··· Exercise material
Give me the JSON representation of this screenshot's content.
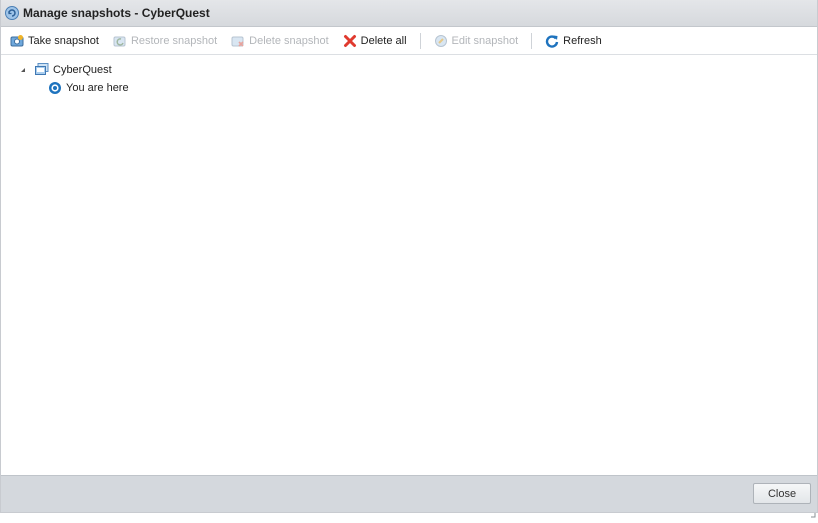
{
  "window": {
    "title": "Manage snapshots - CyberQuest"
  },
  "toolbar": {
    "take_snapshot": "Take snapshot",
    "restore_snapshot": "Restore snapshot",
    "delete_snapshot": "Delete snapshot",
    "delete_all": "Delete all",
    "edit_snapshot": "Edit snapshot",
    "refresh": "Refresh"
  },
  "tree": {
    "root": "CyberQuest",
    "current": "You are here"
  },
  "footer": {
    "close_label": "Close"
  },
  "colors": {
    "accent": "#1e73be",
    "delete": "#e03a2f",
    "disabled_text": "#b3b6ba",
    "footer_bg": "#d4d8dd"
  }
}
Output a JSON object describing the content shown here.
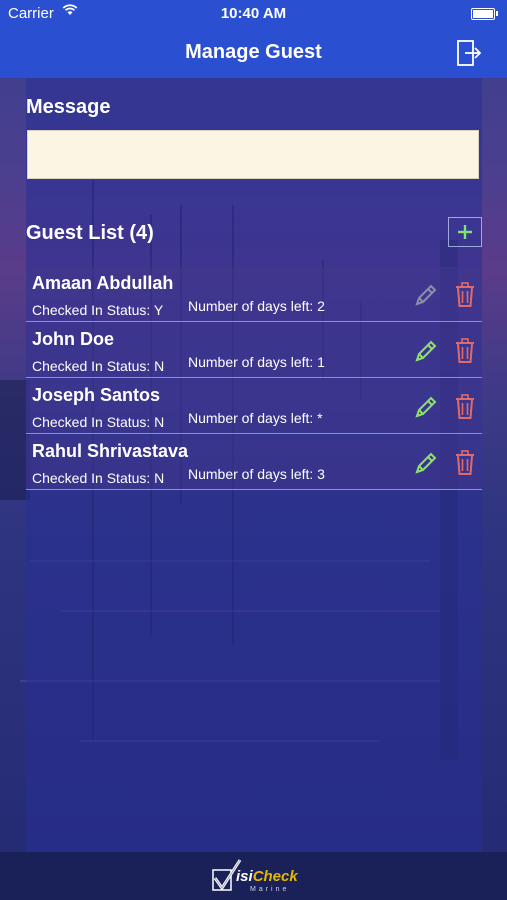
{
  "status_bar": {
    "carrier": "Carrier",
    "time": "10:40 AM"
  },
  "nav": {
    "title": "Manage Guest",
    "logout_icon": "logout-icon"
  },
  "message": {
    "label": "Message",
    "value": "",
    "placeholder": ""
  },
  "guest_list": {
    "label": "Guest List (4)",
    "add_icon": "plus-icon",
    "guests": [
      {
        "name": "Amaan Abdullah",
        "status": "Checked In Status: Y",
        "days": "Number of days left: 2",
        "edit_enabled": false
      },
      {
        "name": "John Doe",
        "status": "Checked In Status: N",
        "days": "Number of days left: 1",
        "edit_enabled": true
      },
      {
        "name": "Joseph Santos",
        "status": "Checked In Status: N",
        "days": "Number of days left: *",
        "edit_enabled": true
      },
      {
        "name": "Rahul Shrivastava",
        "status": "Checked In Status: N",
        "days": "Number of days left: 3",
        "edit_enabled": true
      }
    ]
  },
  "footer": {
    "brand_left": "isi",
    "brand_right": "Check",
    "brand_sub": "Marine"
  },
  "colors": {
    "bar": "#2a4fd0",
    "message_bg": "#fcf5e3",
    "edit_active": "#8fe06a",
    "edit_disabled": "#8a8fa8",
    "delete": "#e06a6a",
    "add": "#7fe07f"
  }
}
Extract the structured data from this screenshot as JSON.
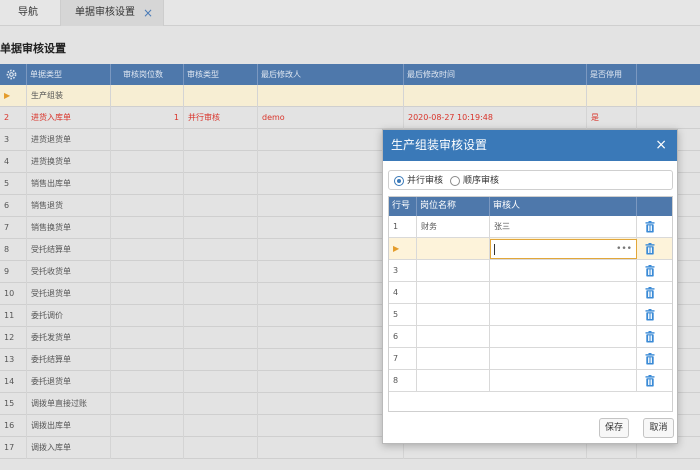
{
  "tabs": {
    "nav_label": "导航",
    "active_label": "单据审核设置",
    "close_glyph": "×"
  },
  "page_title": "单据审核设置",
  "grid": {
    "columns": [
      "单据类型",
      "审核岗位数",
      "审核类型",
      "最后修改人",
      "最后修改时间",
      "是否停用"
    ],
    "rows": [
      {
        "num": "",
        "type": "生产组装",
        "count": "",
        "audit": "",
        "modifier": "",
        "time": "",
        "disabled": ""
      },
      {
        "num": "2",
        "type": "进货入库单",
        "count": "1",
        "audit": "并行审核",
        "modifier": "demo",
        "time": "2020-08-27 10:19:48",
        "disabled": "是"
      },
      {
        "num": "3",
        "type": "进货退货单",
        "count": "",
        "audit": "",
        "modifier": "",
        "time": "",
        "disabled": ""
      },
      {
        "num": "4",
        "type": "进货换货单",
        "count": "",
        "audit": "",
        "modifier": "",
        "time": "",
        "disabled": ""
      },
      {
        "num": "5",
        "type": "销售出库单",
        "count": "",
        "audit": "",
        "modifier": "",
        "time": "",
        "disabled": ""
      },
      {
        "num": "6",
        "type": "销售退货",
        "count": "",
        "audit": "",
        "modifier": "",
        "time": "",
        "disabled": ""
      },
      {
        "num": "7",
        "type": "销售换货单",
        "count": "",
        "audit": "",
        "modifier": "",
        "time": "",
        "disabled": ""
      },
      {
        "num": "8",
        "type": "受托结算单",
        "count": "",
        "audit": "",
        "modifier": "",
        "time": "",
        "disabled": ""
      },
      {
        "num": "9",
        "type": "受托收货单",
        "count": "",
        "audit": "",
        "modifier": "",
        "time": "",
        "disabled": ""
      },
      {
        "num": "10",
        "type": "受托退货单",
        "count": "",
        "audit": "",
        "modifier": "",
        "time": "",
        "disabled": ""
      },
      {
        "num": "11",
        "type": "委托调价",
        "count": "",
        "audit": "",
        "modifier": "",
        "time": "",
        "disabled": ""
      },
      {
        "num": "12",
        "type": "委托发货单",
        "count": "",
        "audit": "",
        "modifier": "",
        "time": "",
        "disabled": ""
      },
      {
        "num": "13",
        "type": "委托结算单",
        "count": "",
        "audit": "",
        "modifier": "",
        "time": "",
        "disabled": ""
      },
      {
        "num": "14",
        "type": "委托退货单",
        "count": "",
        "audit": "",
        "modifier": "",
        "time": "",
        "disabled": ""
      },
      {
        "num": "15",
        "type": "调拨单直接过账",
        "count": "",
        "audit": "",
        "modifier": "",
        "time": "",
        "disabled": ""
      },
      {
        "num": "16",
        "type": "调拨出库单",
        "count": "",
        "audit": "",
        "modifier": "",
        "time": "",
        "disabled": ""
      },
      {
        "num": "17",
        "type": "调拨入库单",
        "count": "",
        "audit": "",
        "modifier": "",
        "time": "",
        "disabled": ""
      }
    ]
  },
  "modal": {
    "title": "生产组装审核设置",
    "close_glyph": "×",
    "radio_parallel": "并行审核",
    "radio_sequential": "顺序审核",
    "selected_mode": "并行审核",
    "columns": [
      "行号",
      "岗位名称",
      "审核人"
    ],
    "rows": [
      {
        "num": "1",
        "position": "财务",
        "auditor": "张三"
      },
      {
        "num": "",
        "position": "",
        "auditor": ""
      },
      {
        "num": "3",
        "position": "",
        "auditor": ""
      },
      {
        "num": "4",
        "position": "",
        "auditor": ""
      },
      {
        "num": "5",
        "position": "",
        "auditor": ""
      },
      {
        "num": "6",
        "position": "",
        "auditor": ""
      },
      {
        "num": "7",
        "position": "",
        "auditor": ""
      },
      {
        "num": "8",
        "position": "",
        "auditor": ""
      }
    ],
    "ellipsis": "•••",
    "save_label": "保存",
    "cancel_label": "取消"
  },
  "colors": {
    "header_blue": "#4e78ab",
    "modal_blue": "#3a79b8",
    "selected_row": "#f7eed3",
    "highlight_red": "#d9342b",
    "arrow_orange": "#e49b2a"
  }
}
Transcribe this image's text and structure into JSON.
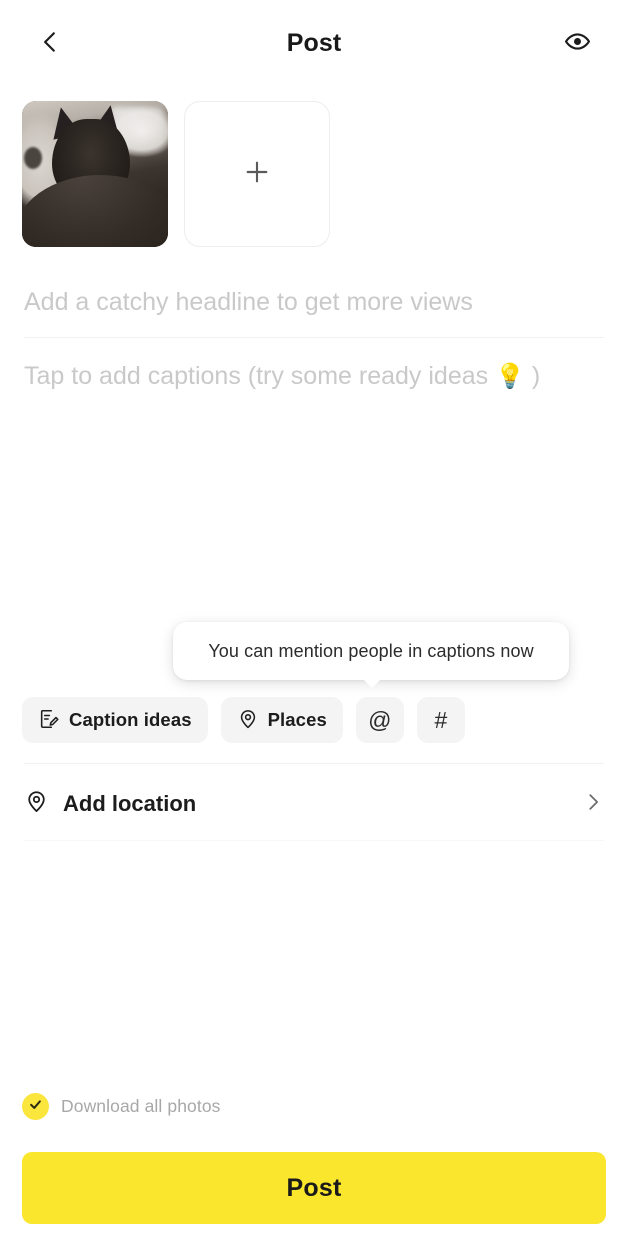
{
  "header": {
    "back_icon": "chevron-left-icon",
    "title": "Post",
    "preview_icon": "eye-icon"
  },
  "media": {
    "thumbnail_alt": "photo-of-dark-cat-lying-on-cushion",
    "add_icon": "plus-icon"
  },
  "fields": {
    "headline_placeholder": "Add a catchy headline to get more views",
    "headline_value": "",
    "caption_placeholder_before": "Tap to add captions (try some ready ideas ",
    "caption_bulb": "💡",
    "caption_placeholder_after": " )",
    "caption_value": ""
  },
  "tooltip": {
    "text": "You can mention people in captions now"
  },
  "chips": [
    {
      "label": "Caption ideas",
      "icon": "note-pencil-icon"
    },
    {
      "label": "Places",
      "icon": "map-pin-icon"
    },
    {
      "label": "@",
      "icon": "mention-icon"
    },
    {
      "label": "#",
      "icon": "hashtag-icon"
    }
  ],
  "location": {
    "icon": "map-pin-icon",
    "label": "Add location",
    "chevron": "chevron-right-icon"
  },
  "download": {
    "label": "Download all photos",
    "checked": true,
    "check_icon": "check-icon"
  },
  "submit": {
    "label": "Post"
  },
  "colors": {
    "accent_yellow": "#FAE62C",
    "checkbox_yellow": "#FAE63C",
    "text_primary": "#1a1a1a",
    "text_placeholder": "#c9c9c9",
    "chip_bg": "#f4f4f4",
    "divider": "#f1f1f1"
  }
}
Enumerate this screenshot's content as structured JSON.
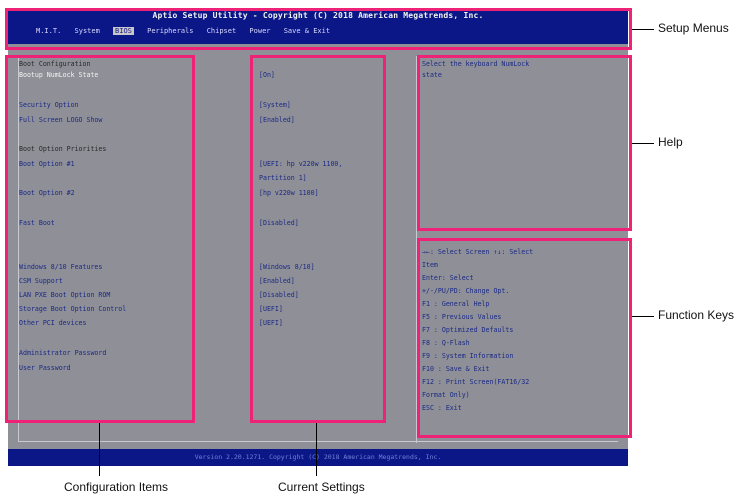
{
  "header": {
    "title": "Aptio Setup Utility - Copyright (C) 2018 American Megatrends, Inc.",
    "menus": [
      "M.I.T.",
      "System",
      "BIOS",
      "Peripherals",
      "Chipset",
      "Power",
      "Save & Exit"
    ],
    "active_menu": "BIOS"
  },
  "config": {
    "boot_configuration": "Boot Configuration",
    "bootup_numlock": "Bootup NumLock State",
    "security_option": "Security Option",
    "full_screen_logo": "Full Screen LOGO Show",
    "boot_option_priorities": "Boot Option Priorities",
    "boot_option_1": "Boot Option #1",
    "boot_option_2": "Boot Option #2",
    "fast_boot": "Fast Boot",
    "windows_features": "Windows 8/10 Features",
    "csm_support": "CSM Support",
    "lan_pxe": "LAN PXE Boot Option ROM",
    "storage_boot": "Storage Boot Option Control",
    "other_pci": "Other PCI devices",
    "admin_password": "Administrator Password",
    "user_password": "User Password"
  },
  "values": {
    "numlock": "[On]",
    "security": "[System]",
    "logo": "[Enabled]",
    "boot1_line1": "[UEFI: hp v220w 1100,",
    "boot1_line2": "Partition 1]",
    "boot2": "[hp v220w 1100]",
    "fast_boot": "[Disabled]",
    "windows": "[Windows 8/10]",
    "csm": "[Enabled]",
    "lan": "[Disabled]",
    "storage": "[UEFI]",
    "other_pci": "[UEFI]"
  },
  "help": {
    "line1": "Select the keyboard NumLock",
    "line2": "state"
  },
  "function_keys": [
    "→←: Select Screen  ↑↓: Select",
    "Item",
    "Enter: Select",
    "+/-/PU/PD: Change Opt.",
    "F1  : General Help",
    "F5  : Previous Values",
    "F7  : Optimized Defaults",
    "F8  : Q-Flash",
    "F9  : System Information",
    "F10 : Save & Exit",
    "F12 : Print Screen(FAT16/32",
    "Format Only)",
    "ESC : Exit"
  ],
  "footer": {
    "version": "Version 2.20.1271. Copyright (C) 2018 American Megatrends, Inc."
  },
  "callouts": {
    "setup_menus": "Setup Menus",
    "help": "Help",
    "function_keys": "Function Keys",
    "configuration_items": "Configuration Items",
    "current_settings": "Current Settings"
  },
  "colors": {
    "bios_background": "#8f8f97",
    "bar_blue": "#0b1786",
    "highlight_box": "#ee2378"
  }
}
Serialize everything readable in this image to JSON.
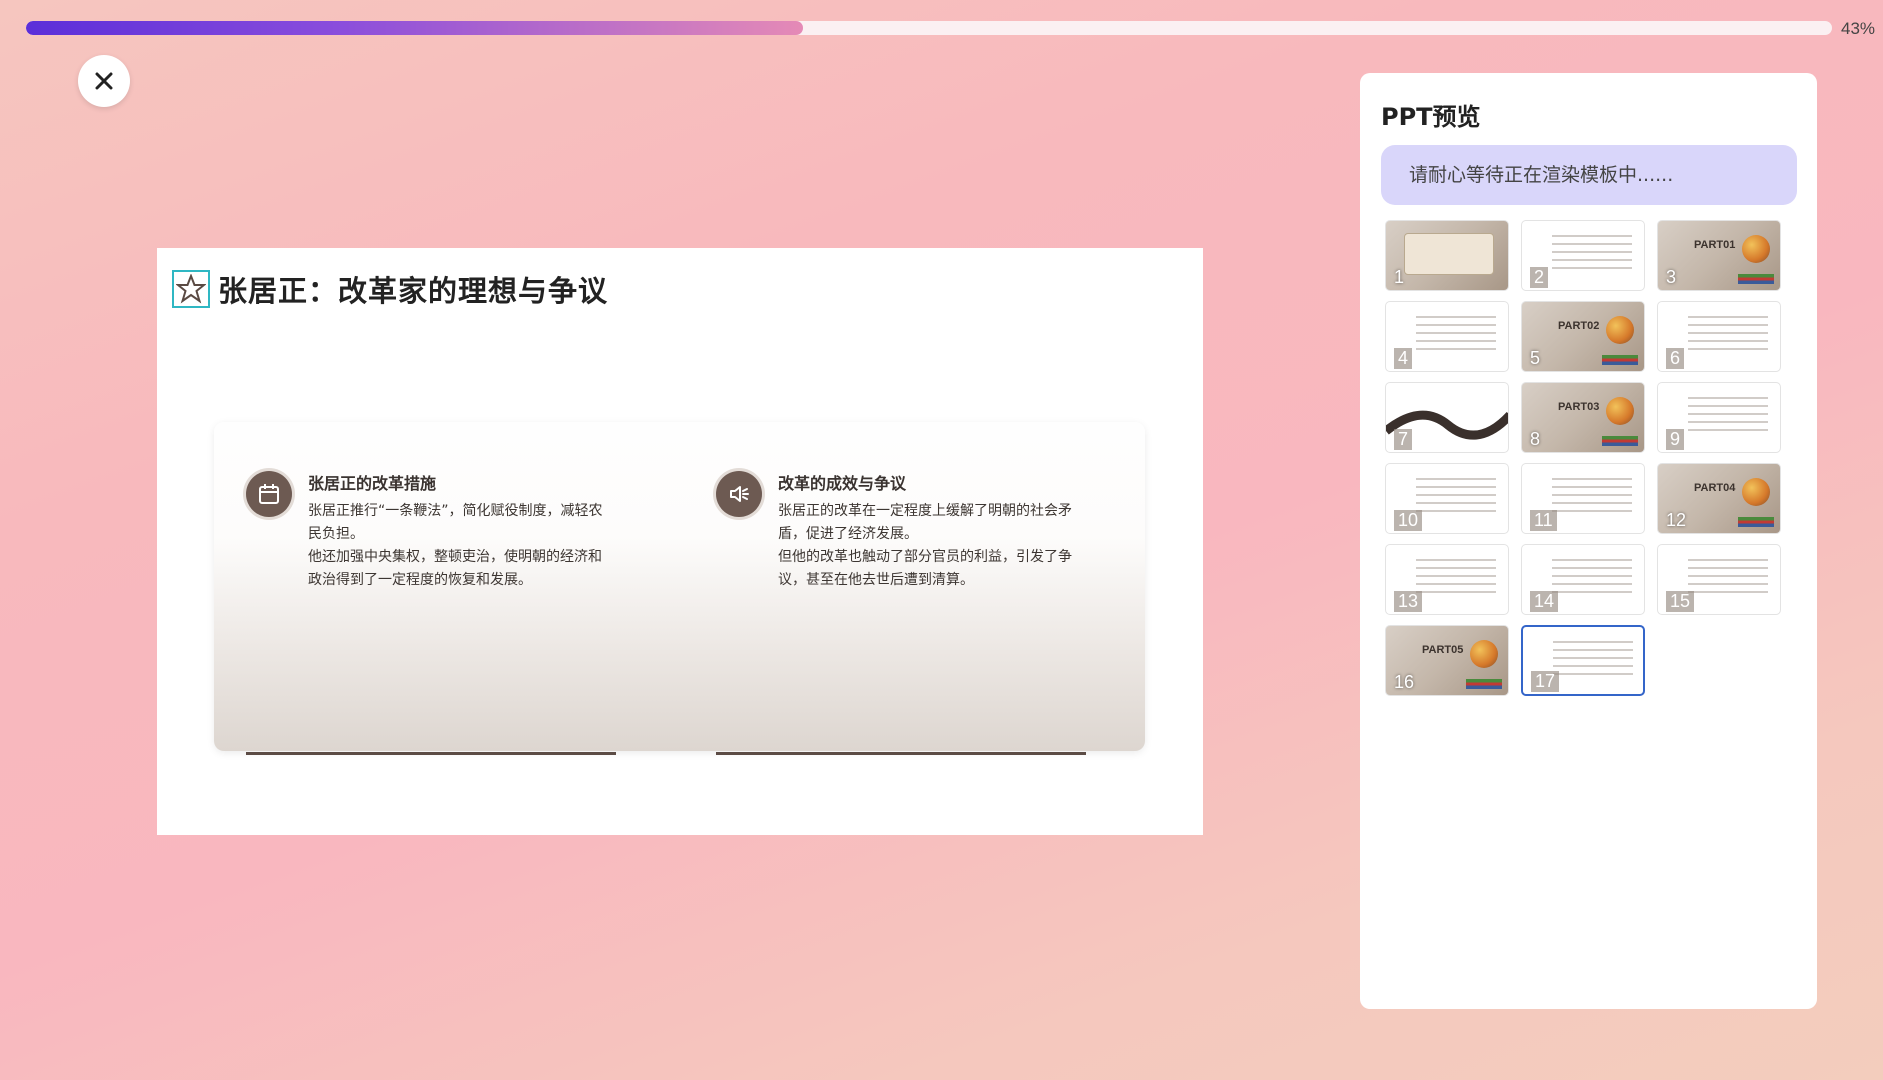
······
## [Short task]
How many lines in the records above contain the word "Windows"? Reply with the number and nothing more.

## [Exercise response]
2